• _MATERIAL FOR THIS TASK_:
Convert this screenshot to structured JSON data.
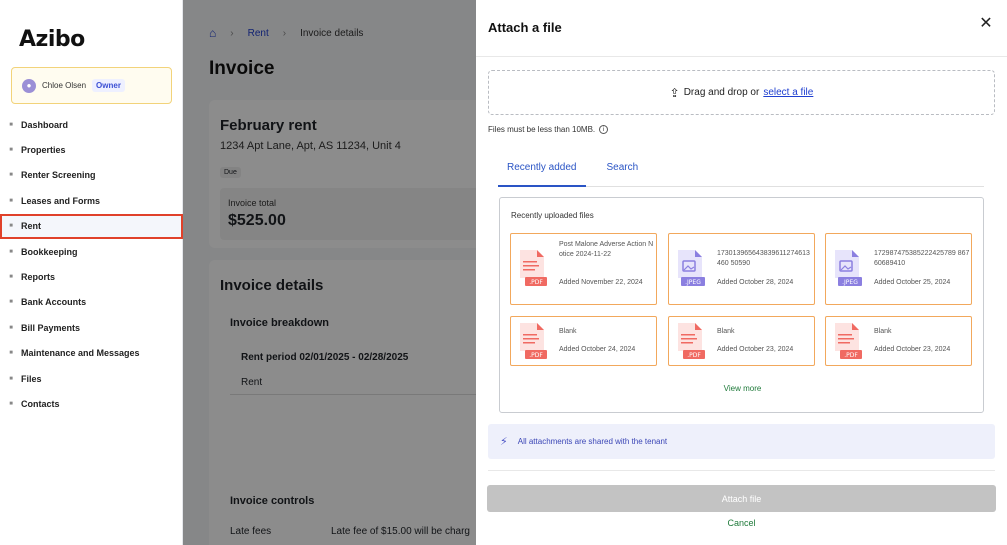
{
  "sidebar": {
    "logo": "Azibo",
    "user": {
      "name": "Chloe Olsen",
      "role": "Owner",
      "avatar_icon": "user-avatar-icon"
    },
    "items": [
      {
        "label": "Dashboard",
        "icon": "home-icon"
      },
      {
        "label": "Properties",
        "icon": "building-icon"
      },
      {
        "label": "Renter Screening",
        "icon": "user-search-icon"
      },
      {
        "label": "Leases and Forms",
        "icon": "document-icon"
      },
      {
        "label": "Rent",
        "icon": "chart-icon",
        "active": true
      },
      {
        "label": "Bookkeeping",
        "icon": "ledger-icon"
      },
      {
        "label": "Reports",
        "icon": "report-icon"
      },
      {
        "label": "Bank Accounts",
        "icon": "bank-icon"
      },
      {
        "label": "Bill Payments",
        "icon": "bill-icon"
      },
      {
        "label": "Maintenance and Messages",
        "icon": "wrench-icon"
      },
      {
        "label": "Files",
        "icon": "folder-icon"
      },
      {
        "label": "Contacts",
        "icon": "contacts-icon"
      }
    ]
  },
  "main": {
    "breadcrumb": {
      "home_icon": "home-icon",
      "rent": "Rent",
      "current": "Invoice details"
    },
    "page_title": "Invoice",
    "summary": {
      "title": "February rent",
      "address": "1234 Apt Lane, Apt, AS 11234, Unit 4",
      "status": "Due",
      "total_label": "Invoice total",
      "total_value": "$525.00"
    },
    "details": {
      "title": "Invoice details",
      "breakdown": "Invoice breakdown",
      "period": "Rent period 02/01/2025 - 02/28/2025",
      "rent_label": "Rent",
      "controls": "Invoice controls",
      "late_fees_label": "Late fees",
      "late_fees_value": "Late fee of $15.00 will be charg"
    }
  },
  "drawer": {
    "title": "Attach a file",
    "close_icon": "close-icon",
    "dropzone": {
      "text": "Drag and drop or",
      "link": "select a file",
      "icon": "upload-icon"
    },
    "size_note": "Files must be less than 10MB.",
    "tabs": [
      "Recently added",
      "Search"
    ],
    "active_tab": "Recently added",
    "panel_title": "Recently uploaded files",
    "files": [
      {
        "name": "Post Malone Adverse Action Notice 2024-11-22",
        "date": "Added November 22, 2024",
        "type": "PDF"
      },
      {
        "name": "173013965643839611274613460 50590",
        "date": "Added October 28, 2024",
        "type": "JPEG"
      },
      {
        "name": "172987475385222425789 86760689410",
        "date": "Added October 25, 2024",
        "type": "JPEG"
      },
      {
        "name": "Blank",
        "date": "Added October 24, 2024",
        "type": "PDF"
      },
      {
        "name": "Blank",
        "date": "Added October 23, 2024",
        "type": "PDF"
      },
      {
        "name": "Blank",
        "date": "Added October 23, 2024",
        "type": "PDF"
      }
    ],
    "view_more": "View more",
    "notice": "All attachments are shared with the tenant",
    "notice_icon": "bolt-icon",
    "attach_button": "Attach file",
    "cancel": "Cancel",
    "colors": {
      "accent": "#2a54c5",
      "card_border": "#f2a85c",
      "pdf": "#f06a62",
      "jpeg": "#8b7fe0"
    }
  }
}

• _THE REQUEST_: Count every line in the data where the string "user" occurs. Give nothing except the number.

• _TASK SOLUTION_: 3